→ **Directions**
Rewrite the rows from the first one through the line with "candle[interactable] [379,117,386,176]", putting "zone-strip" wherever "zone-band" appears and keeping everything else the same.
((
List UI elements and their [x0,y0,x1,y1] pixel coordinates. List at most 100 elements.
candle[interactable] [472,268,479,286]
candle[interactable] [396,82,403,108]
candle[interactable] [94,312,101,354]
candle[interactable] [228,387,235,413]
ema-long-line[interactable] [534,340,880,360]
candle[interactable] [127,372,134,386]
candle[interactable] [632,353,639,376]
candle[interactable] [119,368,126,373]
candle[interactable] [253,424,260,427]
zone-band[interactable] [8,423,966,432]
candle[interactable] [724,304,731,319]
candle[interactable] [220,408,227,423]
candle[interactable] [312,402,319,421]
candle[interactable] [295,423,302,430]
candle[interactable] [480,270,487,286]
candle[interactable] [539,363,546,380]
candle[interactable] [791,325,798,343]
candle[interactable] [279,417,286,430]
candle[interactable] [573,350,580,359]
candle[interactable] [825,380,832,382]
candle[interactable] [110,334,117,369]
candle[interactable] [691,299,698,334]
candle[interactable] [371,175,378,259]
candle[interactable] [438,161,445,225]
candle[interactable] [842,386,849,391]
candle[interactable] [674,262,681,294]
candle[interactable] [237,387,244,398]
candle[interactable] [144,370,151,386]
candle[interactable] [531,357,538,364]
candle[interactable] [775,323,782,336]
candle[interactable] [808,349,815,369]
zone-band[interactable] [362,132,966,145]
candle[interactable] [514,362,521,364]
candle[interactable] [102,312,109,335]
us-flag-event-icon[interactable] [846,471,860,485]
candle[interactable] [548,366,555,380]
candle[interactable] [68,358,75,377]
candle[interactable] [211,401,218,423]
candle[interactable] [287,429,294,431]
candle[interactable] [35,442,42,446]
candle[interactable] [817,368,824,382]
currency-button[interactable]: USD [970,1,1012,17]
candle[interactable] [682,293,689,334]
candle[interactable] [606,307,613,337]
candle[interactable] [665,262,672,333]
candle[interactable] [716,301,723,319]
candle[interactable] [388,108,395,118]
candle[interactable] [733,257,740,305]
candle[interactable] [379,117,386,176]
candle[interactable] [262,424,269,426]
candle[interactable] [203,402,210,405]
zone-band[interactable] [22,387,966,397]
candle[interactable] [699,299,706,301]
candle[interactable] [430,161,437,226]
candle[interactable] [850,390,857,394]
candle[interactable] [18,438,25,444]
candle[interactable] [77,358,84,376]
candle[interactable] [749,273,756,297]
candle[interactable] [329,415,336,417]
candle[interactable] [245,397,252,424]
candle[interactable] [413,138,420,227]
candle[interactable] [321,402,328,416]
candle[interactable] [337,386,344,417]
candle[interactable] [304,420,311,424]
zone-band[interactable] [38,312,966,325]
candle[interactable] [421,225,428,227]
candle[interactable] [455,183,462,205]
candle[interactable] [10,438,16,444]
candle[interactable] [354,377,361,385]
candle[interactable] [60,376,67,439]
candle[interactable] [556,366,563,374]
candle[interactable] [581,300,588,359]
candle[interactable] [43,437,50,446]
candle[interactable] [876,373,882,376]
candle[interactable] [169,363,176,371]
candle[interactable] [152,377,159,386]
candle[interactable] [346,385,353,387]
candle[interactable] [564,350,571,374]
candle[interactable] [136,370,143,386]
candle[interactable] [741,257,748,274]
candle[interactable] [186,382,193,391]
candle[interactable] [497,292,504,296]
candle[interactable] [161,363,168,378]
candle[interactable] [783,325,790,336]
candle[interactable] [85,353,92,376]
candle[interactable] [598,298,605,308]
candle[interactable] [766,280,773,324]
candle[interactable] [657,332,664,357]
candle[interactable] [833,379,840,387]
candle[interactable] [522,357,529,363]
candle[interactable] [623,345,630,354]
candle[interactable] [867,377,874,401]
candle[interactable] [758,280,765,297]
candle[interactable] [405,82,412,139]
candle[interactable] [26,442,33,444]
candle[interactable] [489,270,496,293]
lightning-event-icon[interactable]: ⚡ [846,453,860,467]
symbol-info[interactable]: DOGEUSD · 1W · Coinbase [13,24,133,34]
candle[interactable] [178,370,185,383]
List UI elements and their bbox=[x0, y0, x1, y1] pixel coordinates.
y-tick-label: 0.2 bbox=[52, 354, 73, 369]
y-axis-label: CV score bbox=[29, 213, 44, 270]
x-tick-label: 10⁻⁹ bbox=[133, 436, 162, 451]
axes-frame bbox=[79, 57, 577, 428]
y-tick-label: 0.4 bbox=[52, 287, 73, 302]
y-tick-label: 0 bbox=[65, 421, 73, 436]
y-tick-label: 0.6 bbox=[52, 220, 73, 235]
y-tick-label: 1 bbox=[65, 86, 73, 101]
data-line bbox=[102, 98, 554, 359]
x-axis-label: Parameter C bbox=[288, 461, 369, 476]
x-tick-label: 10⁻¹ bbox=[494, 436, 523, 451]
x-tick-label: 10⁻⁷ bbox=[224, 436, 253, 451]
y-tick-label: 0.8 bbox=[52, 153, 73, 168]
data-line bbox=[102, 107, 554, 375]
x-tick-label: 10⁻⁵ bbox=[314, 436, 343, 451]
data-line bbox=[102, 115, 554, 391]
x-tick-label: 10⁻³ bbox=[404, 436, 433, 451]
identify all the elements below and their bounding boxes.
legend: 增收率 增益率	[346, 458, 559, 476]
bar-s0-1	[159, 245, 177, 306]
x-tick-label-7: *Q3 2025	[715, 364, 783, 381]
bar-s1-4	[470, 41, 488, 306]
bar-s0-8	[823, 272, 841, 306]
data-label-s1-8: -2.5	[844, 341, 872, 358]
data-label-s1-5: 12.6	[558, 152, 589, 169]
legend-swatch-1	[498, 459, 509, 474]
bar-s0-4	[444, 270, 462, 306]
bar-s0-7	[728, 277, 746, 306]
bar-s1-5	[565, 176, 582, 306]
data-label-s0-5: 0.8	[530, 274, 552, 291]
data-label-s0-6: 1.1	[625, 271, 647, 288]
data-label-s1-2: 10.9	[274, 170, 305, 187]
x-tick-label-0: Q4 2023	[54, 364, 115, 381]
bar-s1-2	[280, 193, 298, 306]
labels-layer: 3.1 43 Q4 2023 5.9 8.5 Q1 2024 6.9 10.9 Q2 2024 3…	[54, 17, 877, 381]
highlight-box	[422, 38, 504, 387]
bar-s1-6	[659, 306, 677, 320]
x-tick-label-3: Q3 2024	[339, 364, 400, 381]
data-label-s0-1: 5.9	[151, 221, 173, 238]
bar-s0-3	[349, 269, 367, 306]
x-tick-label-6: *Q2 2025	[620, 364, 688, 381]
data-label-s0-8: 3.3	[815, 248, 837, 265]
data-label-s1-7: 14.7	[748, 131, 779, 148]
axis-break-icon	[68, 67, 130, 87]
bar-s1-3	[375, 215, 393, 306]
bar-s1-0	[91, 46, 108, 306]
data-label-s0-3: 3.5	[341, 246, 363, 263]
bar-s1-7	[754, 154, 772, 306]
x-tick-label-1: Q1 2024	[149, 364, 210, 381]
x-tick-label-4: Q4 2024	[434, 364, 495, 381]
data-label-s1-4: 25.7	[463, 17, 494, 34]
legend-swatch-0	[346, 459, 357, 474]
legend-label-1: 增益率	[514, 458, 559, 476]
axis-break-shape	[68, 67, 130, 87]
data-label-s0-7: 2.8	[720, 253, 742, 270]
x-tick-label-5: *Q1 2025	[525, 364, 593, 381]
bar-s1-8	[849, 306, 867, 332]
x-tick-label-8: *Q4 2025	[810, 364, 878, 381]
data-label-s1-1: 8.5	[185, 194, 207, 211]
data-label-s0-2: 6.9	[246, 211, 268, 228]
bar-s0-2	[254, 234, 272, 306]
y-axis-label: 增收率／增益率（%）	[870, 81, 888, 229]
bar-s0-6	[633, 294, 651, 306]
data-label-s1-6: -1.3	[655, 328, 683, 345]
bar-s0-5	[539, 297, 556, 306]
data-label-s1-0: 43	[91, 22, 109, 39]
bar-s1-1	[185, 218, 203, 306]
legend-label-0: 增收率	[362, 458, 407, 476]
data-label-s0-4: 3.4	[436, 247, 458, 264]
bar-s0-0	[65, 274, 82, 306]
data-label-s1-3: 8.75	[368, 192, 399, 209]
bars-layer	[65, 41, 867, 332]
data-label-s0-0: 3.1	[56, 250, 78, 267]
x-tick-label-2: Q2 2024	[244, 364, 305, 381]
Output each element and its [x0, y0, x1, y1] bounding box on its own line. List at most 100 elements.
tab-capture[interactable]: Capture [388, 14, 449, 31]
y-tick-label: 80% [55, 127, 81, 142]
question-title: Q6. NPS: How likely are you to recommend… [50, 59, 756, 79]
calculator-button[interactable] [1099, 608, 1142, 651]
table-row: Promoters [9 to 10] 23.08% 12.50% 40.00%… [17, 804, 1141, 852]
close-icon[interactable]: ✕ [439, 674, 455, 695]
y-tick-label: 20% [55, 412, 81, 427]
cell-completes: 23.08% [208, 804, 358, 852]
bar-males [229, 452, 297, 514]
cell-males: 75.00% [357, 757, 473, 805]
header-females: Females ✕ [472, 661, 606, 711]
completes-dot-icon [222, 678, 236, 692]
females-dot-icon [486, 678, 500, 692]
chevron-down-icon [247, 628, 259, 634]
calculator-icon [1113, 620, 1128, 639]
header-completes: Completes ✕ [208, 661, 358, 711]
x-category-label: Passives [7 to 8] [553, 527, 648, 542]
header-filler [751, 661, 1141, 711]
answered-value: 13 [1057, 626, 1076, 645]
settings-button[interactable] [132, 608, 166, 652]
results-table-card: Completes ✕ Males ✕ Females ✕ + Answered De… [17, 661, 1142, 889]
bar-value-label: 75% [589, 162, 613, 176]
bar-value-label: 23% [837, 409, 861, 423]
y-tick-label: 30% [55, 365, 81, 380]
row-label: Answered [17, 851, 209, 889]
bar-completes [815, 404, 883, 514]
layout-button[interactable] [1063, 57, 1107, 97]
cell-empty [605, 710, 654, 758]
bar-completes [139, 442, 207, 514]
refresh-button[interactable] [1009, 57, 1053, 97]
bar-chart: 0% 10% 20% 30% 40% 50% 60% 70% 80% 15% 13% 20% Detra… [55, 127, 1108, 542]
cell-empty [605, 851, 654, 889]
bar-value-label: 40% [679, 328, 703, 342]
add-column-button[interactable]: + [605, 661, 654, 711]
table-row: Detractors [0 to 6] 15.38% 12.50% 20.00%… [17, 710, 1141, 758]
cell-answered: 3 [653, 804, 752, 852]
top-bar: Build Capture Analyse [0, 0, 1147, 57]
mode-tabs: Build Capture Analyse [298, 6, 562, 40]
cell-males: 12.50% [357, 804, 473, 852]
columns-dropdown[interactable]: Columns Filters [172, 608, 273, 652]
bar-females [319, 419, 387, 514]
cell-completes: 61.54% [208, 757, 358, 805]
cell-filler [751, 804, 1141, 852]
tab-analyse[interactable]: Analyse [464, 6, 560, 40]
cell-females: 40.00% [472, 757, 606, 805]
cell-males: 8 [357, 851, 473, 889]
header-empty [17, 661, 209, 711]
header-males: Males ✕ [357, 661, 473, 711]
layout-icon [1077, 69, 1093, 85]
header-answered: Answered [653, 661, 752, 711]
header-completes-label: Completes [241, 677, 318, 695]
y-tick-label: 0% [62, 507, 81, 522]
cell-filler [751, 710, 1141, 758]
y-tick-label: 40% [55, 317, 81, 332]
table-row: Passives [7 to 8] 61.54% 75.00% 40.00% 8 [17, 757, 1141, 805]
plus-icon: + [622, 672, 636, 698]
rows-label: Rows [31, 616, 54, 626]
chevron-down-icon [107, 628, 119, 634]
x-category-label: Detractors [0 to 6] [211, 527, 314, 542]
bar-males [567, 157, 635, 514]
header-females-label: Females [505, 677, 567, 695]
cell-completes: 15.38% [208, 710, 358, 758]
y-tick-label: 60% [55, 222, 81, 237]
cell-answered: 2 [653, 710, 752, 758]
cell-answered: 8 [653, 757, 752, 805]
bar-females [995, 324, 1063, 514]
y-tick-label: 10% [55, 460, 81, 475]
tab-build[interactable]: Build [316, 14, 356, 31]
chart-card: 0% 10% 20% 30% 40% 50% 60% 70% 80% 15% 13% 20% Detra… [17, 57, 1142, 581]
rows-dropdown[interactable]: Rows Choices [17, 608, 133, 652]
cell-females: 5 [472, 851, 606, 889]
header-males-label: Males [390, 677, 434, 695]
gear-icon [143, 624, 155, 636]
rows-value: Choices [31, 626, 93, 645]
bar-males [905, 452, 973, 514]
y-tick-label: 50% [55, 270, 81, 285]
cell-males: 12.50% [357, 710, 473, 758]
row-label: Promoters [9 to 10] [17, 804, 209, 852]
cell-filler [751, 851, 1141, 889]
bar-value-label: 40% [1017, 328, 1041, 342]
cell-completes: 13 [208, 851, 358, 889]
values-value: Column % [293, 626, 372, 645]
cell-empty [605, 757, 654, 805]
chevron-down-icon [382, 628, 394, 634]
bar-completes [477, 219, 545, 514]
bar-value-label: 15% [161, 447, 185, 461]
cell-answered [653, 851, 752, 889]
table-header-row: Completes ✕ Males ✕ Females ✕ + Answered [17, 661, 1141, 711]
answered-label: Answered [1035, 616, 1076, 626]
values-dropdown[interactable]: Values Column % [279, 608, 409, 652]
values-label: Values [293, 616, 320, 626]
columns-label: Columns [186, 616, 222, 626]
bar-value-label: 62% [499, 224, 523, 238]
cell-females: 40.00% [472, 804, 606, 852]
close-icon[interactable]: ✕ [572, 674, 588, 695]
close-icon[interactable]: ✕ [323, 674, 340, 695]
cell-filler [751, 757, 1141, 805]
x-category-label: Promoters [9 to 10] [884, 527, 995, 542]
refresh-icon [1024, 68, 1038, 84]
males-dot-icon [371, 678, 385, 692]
))
→ **Solution for this exercise**
List UI elements and their [x0,y0,x1,y1] pixel coordinates. List at most 100 elements.
candle[interactable] [472,268,479,286]
candle[interactable] [396,82,403,108]
candle[interactable] [94,312,101,354]
candle[interactable] [228,387,235,413]
ema-long-line[interactable] [534,340,880,360]
candle[interactable] [127,372,134,386]
candle[interactable] [632,353,639,376]
candle[interactable] [119,368,126,373]
candle[interactable] [253,424,260,427]
zone-strip[interactable] [8,423,966,432]
candle[interactable] [724,304,731,319]
candle[interactable] [220,408,227,423]
candle[interactable] [312,402,319,421]
candle[interactable] [295,423,302,430]
candle[interactable] [480,270,487,286]
candle[interactable] [539,363,546,380]
candle[interactable] [791,325,798,343]
candle[interactable] [279,417,286,430]
candle[interactable] [573,350,580,359]
candle[interactable] [825,380,832,382]
candle[interactable] [110,334,117,369]
candle[interactable] [691,299,698,334]
candle[interactable] [371,175,378,259]
candle[interactable] [438,161,445,225]
candle[interactable] [842,386,849,391]
candle[interactable] [674,262,681,294]
candle[interactable] [237,387,244,398]
candle[interactable] [144,370,151,386]
candle[interactable] [531,357,538,364]
candle[interactable] [775,323,782,336]
candle[interactable] [808,349,815,369]
zone-strip[interactable] [362,132,966,145]
candle[interactable] [514,362,521,364]
candle[interactable] [102,312,109,335]
us-flag-event-icon[interactable] [846,471,860,485]
candle[interactable] [548,366,555,380]
candle[interactable] [68,358,75,377]
candle[interactable] [211,401,218,423]
candle[interactable] [287,429,294,431]
candle[interactable] [35,442,42,446]
candle[interactable] [817,368,824,382]
currency-button[interactable]: USD [970,1,1012,17]
candle[interactable] [682,293,689,334]
candle[interactable] [606,307,613,337]
candle[interactable] [665,262,672,333]
candle[interactable] [716,301,723,319]
candle[interactable] [388,108,395,118]
candle[interactable] [733,257,740,305]
candle[interactable] [379,117,386,176]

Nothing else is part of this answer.